## EXERCISE INSTRUCTIONS
Copy out every line in the entries below that includes "content".

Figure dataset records
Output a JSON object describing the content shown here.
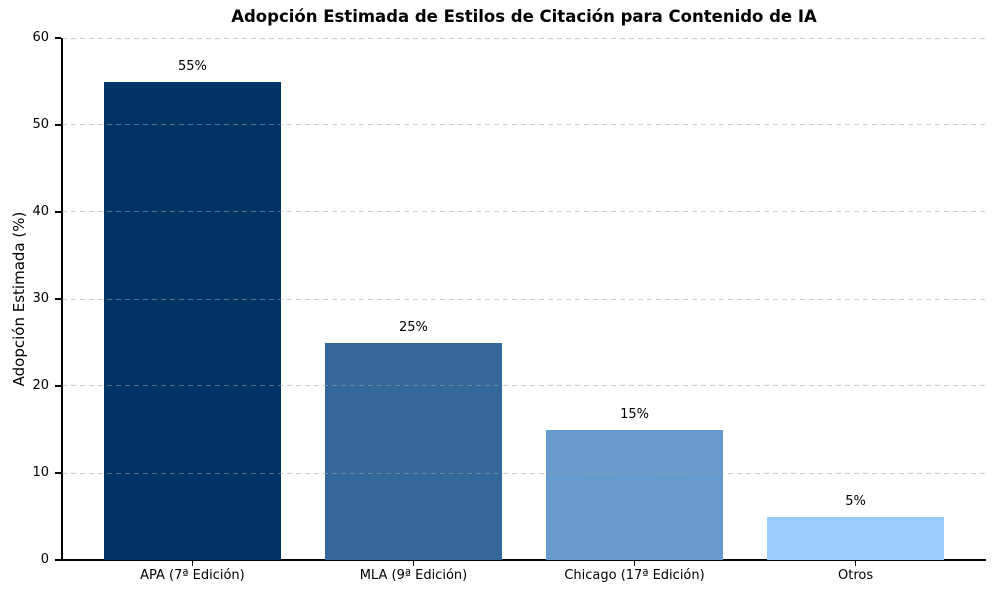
{
  "chart_data": {
    "type": "bar",
    "title": "Adopción Estimada de Estilos de Citación para Contenido de IA",
    "xlabel": "",
    "ylabel": "Adopción Estimada (%)",
    "categories": [
      "APA (7ª Edición)",
      "MLA (9ª Edición)",
      "Chicago (17ª Edición)",
      "Otros"
    ],
    "values": [
      55,
      25,
      15,
      5
    ],
    "value_labels": [
      "55%",
      "25%",
      "15%",
      "5%"
    ],
    "bar_colors": [
      "#003366",
      "#336699",
      "#6699CC",
      "#99CCFF"
    ],
    "ylim": [
      0,
      60
    ],
    "yticks": [
      0,
      10,
      20,
      30,
      40,
      50,
      60
    ],
    "grid": "horizontal-dashed-over-bars",
    "grid_color": "#cbcbcb",
    "axis_color": "#000000",
    "background_color": "#ffffff",
    "legend": "none"
  }
}
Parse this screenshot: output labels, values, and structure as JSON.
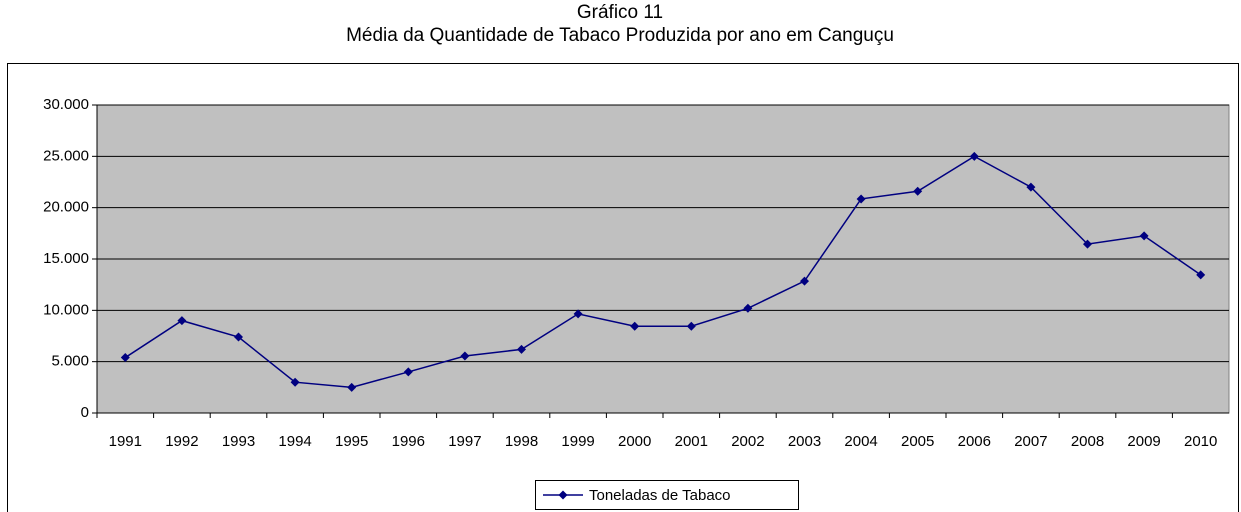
{
  "chart_data": {
    "type": "line",
    "title": "Gráfico 11",
    "subtitle": "Média da Quantidade de Tabaco Produzida por ano em Canguçu",
    "categories": [
      "1991",
      "1992",
      "1993",
      "1994",
      "1995",
      "1996",
      "1997",
      "1998",
      "1999",
      "2000",
      "2001",
      "2002",
      "2003",
      "2004",
      "2005",
      "2006",
      "2007",
      "2008",
      "2009",
      "2010"
    ],
    "series": [
      {
        "name": "Toneladas de Tabaco",
        "color": "#000080",
        "values": [
          5400,
          9000,
          7400,
          3000,
          2500,
          4000,
          5550,
          6200,
          9650,
          8450,
          8450,
          10200,
          12850,
          20850,
          21600,
          25000,
          22000,
          16450,
          17250,
          13450
        ]
      }
    ],
    "ylim": [
      0,
      30000
    ],
    "yticks": [
      0,
      {
        "value": 5000,
        "label": "5.000"
      },
      {
        "value": 10000,
        "label": "10.000"
      },
      {
        "value": 15000,
        "label": "15.000"
      },
      {
        "value": 20000,
        "label": "20.000"
      },
      {
        "value": 25000,
        "label": "25.000"
      },
      {
        "value": 30000,
        "label": "30.000"
      }
    ],
    "grid": true,
    "plot_background": "#c0c0c0",
    "legend": "bottom"
  }
}
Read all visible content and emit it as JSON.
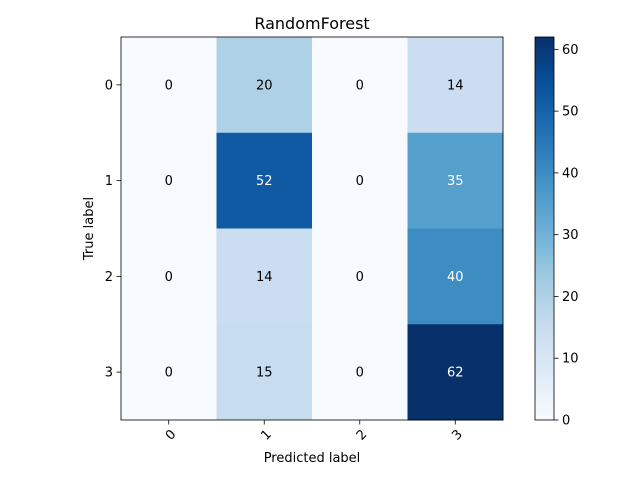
{
  "chart_data": {
    "type": "heatmap",
    "title": "RandomForest",
    "xlabel": "Predicted label",
    "ylabel": "True label",
    "x_categories": [
      "0",
      "1",
      "2",
      "3"
    ],
    "y_categories": [
      "0",
      "1",
      "2",
      "3"
    ],
    "values": [
      [
        0,
        20,
        0,
        14
      ],
      [
        0,
        52,
        0,
        35
      ],
      [
        0,
        14,
        0,
        40
      ],
      [
        0,
        15,
        0,
        62
      ]
    ],
    "colormap": "Blues",
    "vmin": 0,
    "vmax": 62,
    "colorbar_ticks": [
      0,
      10,
      20,
      30,
      40,
      50,
      60
    ],
    "cell_text_colors": {
      "dark": "#000000",
      "light": "#ffffff"
    },
    "grid": false,
    "legend": "colorbar-right"
  }
}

## RESULT
Output a JSON object describing the content shown here.
Read all visible content and emit it as JSON.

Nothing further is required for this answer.